## ENTRIES
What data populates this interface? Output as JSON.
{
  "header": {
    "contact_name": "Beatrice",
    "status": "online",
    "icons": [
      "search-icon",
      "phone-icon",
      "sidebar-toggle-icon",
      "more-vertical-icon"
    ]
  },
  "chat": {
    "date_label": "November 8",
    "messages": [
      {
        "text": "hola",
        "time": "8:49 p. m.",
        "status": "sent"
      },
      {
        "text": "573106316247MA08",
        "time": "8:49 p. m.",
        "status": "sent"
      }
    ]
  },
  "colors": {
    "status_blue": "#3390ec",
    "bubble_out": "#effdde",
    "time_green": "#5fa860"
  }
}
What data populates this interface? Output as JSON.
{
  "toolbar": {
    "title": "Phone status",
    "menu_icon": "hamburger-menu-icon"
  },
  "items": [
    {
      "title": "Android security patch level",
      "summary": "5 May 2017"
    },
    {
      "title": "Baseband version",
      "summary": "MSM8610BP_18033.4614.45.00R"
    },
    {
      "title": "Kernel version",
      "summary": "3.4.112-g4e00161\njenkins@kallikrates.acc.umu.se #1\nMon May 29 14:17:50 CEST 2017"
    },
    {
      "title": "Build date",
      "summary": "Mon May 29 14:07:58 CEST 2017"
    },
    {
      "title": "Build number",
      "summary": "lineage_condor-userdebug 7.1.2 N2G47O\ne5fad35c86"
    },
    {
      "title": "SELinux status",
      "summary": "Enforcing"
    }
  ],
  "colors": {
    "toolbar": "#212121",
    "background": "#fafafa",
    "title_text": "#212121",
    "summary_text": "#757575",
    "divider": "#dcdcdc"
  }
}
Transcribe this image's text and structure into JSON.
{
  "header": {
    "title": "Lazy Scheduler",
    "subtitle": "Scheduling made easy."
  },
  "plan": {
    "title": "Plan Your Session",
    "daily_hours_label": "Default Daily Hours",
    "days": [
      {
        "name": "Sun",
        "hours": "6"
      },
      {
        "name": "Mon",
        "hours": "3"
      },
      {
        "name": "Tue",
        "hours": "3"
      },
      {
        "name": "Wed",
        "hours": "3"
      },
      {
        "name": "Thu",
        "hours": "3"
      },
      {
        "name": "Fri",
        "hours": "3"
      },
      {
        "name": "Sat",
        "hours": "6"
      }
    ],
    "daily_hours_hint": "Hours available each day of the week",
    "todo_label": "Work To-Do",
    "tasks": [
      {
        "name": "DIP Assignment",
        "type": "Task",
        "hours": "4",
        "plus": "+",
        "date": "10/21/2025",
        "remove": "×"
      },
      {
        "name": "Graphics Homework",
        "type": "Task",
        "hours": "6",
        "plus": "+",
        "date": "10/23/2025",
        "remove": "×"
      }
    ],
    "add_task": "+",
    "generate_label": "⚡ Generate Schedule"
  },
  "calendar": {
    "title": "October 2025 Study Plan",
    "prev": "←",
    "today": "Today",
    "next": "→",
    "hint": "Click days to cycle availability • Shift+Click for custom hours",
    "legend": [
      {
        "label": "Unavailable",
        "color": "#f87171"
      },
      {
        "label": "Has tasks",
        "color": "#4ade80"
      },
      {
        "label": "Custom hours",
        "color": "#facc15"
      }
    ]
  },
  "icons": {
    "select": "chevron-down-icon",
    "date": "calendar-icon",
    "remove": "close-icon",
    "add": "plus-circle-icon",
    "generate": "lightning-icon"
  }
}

## WHAT YOU WILL DO
Extract all of the material exactly as it is written.

## FULL SOLUTION
What data populates this interface? Output as JSON.
{
  "header": {
    "contact_name": "Beatrice",
    "status": "online",
    "icons": [
      "search-icon",
      "phone-icon",
      "sidebar-toggle-icon",
      "more-vertical-icon"
    ]
  },
  "chat": {
    "date_label": "November 8",
    "messages": [
      {
        "text": "hola",
        "time": "8:49 p. m.",
        "status": "sent"
      },
      {
        "text": "573106316247MA08",
        "time": "8:49 p. m.",
        "status": "sent"
      }
    ]
  },
  "colors": {
    "status_blue": "#3390ec",
    "bubble_out": "#effdde",
    "time_green": "#5fa860"
  }
}
What data populates this interface? Output as JSON.
{
  "toolbar": {
    "title": "Phone status",
    "menu_icon": "hamburger-menu-icon"
  },
  "items": [
    {
      "title": "Android security patch level",
      "summary": "5 May 2017"
    },
    {
      "title": "Baseband version",
      "summary": "MSM8610BP_18033.4614.45.00R"
    },
    {
      "title": "Kernel version",
      "summary": "3.4.112-g4e00161\njenkins@kallikrates.acc.umu.se #1\nMon May 29 14:17:50 CEST 2017"
    },
    {
      "title": "Build date",
      "summary": "Mon May 29 14:07:58 CEST 2017"
    },
    {
      "title": "Build number",
      "summary": "lineage_condor-userdebug 7.1.2 N2G47O\ne5fad35c86"
    },
    {
      "title": "SELinux status",
      "summary": "Enforcing"
    }
  ],
  "colors": {
    "toolbar": "#212121",
    "background": "#fafafa",
    "title_text": "#212121",
    "summary_text": "#757575",
    "divider": "#dcdcdc"
  }
}
Transcribe this image's text and structure into JSON.
{
  "header": {
    "title": "Lazy Scheduler",
    "subtitle": "Scheduling made easy."
  },
  "plan": {
    "title": "Plan Your Session",
    "daily_hours_label": "Default Daily Hours",
    "days": [
      {
        "name": "Sun",
        "hours": "6"
      },
      {
        "name": "Mon",
        "hours": "3"
      },
      {
        "name": "Tue",
        "hours": "3"
      },
      {
        "name": "Wed",
        "hours": "3"
      },
      {
        "name": "Thu",
        "hours": "3"
      },
      {
        "name": "Fri",
        "hours": "3"
      },
      {
        "name": "Sat",
        "hours": "6"
      }
    ],
    "daily_hours_hint": "Hours available each day of the week",
    "todo_label": "Work To-Do",
    "tasks": [
      {
        "name": "DIP Assignment",
        "type": "Task",
        "hours": "4",
        "plus": "+",
        "date": "10/21/2025",
        "remove": "×"
      },
      {
        "name": "Graphics Homework",
        "type": "Task",
        "hours": "6",
        "plus": "+",
        "date": "10/23/2025",
        "remove": "×"
      }
    ],
    "add_task": "+",
    "generate_label": "⚡ Generate Schedule"
  },
  "calendar": {
    "title": "October 2025 Study Plan",
    "prev": "←",
    "today": "Today",
    "next": "→",
    "hint": "Click days to cycle availability • Shift+Click for custom hours",
    "legend": [
      {
        "label": "Unavailable",
        "color": "#f87171"
      },
      {
        "label": "Has tasks",
        "color": "#4ade80"
      },
      {
        "label": "Custom hours",
        "color": "#facc15"
      }
    ]
  },
  "icons": {
    "select": "chevron-down-icon",
    "date": "calendar-icon",
    "remove": "close-icon",
    "add": "plus-circle-icon",
    "generate": "lightning-icon"
  }
}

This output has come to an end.